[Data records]
*****

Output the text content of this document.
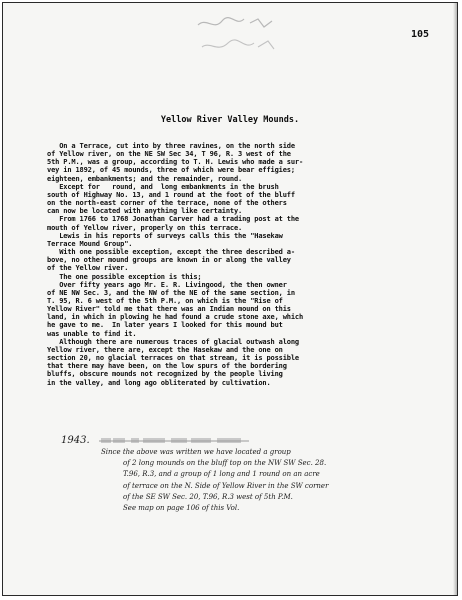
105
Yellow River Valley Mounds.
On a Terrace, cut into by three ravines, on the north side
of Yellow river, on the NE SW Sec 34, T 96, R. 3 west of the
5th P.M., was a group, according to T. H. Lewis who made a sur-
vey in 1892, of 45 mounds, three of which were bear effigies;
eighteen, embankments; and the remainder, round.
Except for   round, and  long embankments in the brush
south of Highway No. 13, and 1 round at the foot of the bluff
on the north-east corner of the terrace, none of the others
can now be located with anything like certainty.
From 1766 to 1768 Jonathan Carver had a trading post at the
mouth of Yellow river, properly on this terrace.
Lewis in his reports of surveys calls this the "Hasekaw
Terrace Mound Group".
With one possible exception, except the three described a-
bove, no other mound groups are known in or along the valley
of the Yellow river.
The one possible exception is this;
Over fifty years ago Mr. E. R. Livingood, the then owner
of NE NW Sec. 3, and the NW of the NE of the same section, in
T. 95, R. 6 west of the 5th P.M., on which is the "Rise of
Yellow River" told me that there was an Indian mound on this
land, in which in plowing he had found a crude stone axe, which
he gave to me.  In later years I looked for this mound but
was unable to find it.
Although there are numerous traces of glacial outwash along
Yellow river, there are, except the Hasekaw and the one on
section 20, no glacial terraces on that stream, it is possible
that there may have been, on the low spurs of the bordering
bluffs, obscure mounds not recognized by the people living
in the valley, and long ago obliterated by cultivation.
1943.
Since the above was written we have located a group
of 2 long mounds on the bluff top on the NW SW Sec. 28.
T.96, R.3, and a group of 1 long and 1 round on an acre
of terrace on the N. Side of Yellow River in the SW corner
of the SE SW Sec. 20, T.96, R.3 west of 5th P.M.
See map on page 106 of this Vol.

*****

Problem details:
Read the entries and show each line that mentions "section".

Result for this exercise:
of NE NW Sec. 3, and the NW of the NE of the same section, in
section 20, no glacial terraces on that stream, it is possible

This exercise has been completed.